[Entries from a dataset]
#####
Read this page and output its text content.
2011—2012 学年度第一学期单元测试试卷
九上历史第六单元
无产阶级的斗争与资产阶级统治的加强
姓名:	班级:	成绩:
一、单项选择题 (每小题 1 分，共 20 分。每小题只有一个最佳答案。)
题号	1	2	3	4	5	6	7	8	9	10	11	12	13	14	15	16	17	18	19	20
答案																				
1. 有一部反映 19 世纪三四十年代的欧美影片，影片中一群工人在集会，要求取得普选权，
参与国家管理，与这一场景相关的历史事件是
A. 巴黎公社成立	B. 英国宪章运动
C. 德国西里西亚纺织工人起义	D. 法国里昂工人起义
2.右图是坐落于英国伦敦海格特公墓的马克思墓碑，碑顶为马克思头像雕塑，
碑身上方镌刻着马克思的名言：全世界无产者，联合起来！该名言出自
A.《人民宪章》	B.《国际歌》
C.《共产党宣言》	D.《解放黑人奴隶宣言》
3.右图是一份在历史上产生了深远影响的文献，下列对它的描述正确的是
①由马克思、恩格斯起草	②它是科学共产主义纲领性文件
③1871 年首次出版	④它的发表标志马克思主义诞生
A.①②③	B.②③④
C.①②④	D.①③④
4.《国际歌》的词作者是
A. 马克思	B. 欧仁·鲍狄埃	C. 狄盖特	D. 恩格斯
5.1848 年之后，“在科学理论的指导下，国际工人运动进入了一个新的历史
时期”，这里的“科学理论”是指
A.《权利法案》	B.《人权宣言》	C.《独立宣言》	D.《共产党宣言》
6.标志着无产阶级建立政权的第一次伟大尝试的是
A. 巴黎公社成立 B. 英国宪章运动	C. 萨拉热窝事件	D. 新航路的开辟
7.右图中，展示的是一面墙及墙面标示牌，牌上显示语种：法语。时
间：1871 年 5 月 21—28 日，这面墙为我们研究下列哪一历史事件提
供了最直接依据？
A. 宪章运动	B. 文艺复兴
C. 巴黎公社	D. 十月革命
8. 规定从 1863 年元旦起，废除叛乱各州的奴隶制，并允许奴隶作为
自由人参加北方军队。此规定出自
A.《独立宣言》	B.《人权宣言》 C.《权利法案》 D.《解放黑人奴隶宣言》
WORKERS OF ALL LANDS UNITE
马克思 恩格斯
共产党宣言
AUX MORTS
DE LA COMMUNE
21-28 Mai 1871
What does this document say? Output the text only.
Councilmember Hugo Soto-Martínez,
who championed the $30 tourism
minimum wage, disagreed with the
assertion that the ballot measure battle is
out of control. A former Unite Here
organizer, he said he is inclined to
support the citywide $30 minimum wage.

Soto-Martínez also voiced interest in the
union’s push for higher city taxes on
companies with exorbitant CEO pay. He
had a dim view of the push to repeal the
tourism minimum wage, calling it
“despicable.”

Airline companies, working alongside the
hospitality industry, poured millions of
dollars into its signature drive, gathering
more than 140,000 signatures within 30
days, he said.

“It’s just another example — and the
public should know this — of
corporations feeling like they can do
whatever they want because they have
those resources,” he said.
#####
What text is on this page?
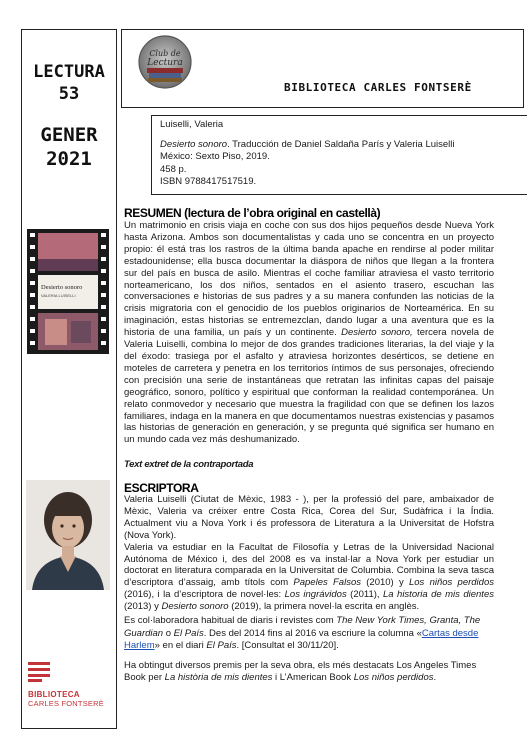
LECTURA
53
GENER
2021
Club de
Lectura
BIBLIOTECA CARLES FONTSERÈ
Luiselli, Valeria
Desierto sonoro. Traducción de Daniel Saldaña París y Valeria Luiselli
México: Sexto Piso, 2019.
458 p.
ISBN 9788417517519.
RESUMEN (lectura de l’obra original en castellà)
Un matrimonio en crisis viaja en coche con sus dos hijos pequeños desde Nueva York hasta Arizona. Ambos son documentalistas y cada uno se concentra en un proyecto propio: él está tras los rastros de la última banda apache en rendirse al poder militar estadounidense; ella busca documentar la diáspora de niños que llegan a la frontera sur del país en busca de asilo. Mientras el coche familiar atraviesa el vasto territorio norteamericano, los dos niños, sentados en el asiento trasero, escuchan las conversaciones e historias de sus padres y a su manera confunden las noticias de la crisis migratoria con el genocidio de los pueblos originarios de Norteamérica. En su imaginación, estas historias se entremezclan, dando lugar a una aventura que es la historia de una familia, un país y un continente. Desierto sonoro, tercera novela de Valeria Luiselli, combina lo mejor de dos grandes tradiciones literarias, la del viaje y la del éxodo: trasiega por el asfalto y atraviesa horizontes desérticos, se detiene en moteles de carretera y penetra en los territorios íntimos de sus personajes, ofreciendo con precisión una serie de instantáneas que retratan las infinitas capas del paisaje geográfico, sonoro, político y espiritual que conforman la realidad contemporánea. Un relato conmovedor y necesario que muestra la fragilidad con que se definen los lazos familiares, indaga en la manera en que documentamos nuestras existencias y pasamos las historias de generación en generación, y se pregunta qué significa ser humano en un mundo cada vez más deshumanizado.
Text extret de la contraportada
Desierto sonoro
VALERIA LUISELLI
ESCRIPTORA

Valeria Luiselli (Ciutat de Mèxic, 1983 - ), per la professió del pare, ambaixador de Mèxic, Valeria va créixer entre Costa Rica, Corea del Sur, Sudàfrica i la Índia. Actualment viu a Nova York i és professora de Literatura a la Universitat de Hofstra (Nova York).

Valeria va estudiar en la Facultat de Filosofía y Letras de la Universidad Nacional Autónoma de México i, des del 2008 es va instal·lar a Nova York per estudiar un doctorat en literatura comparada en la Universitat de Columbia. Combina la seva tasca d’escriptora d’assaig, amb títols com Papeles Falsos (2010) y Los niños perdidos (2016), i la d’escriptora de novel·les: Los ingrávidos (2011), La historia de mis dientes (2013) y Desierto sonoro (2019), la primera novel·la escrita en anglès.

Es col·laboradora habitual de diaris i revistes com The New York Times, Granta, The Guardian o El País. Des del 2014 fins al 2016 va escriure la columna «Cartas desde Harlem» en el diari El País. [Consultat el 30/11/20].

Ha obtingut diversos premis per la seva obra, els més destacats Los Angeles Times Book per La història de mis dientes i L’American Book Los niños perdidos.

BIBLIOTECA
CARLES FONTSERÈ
#####
### TASK OBJECTIVE
Using the records above, copy each line that contains "Martínez".

### SOLUTION
Councilmember Hugo Soto-Martínez,
Soto-Martínez also voiced interest in the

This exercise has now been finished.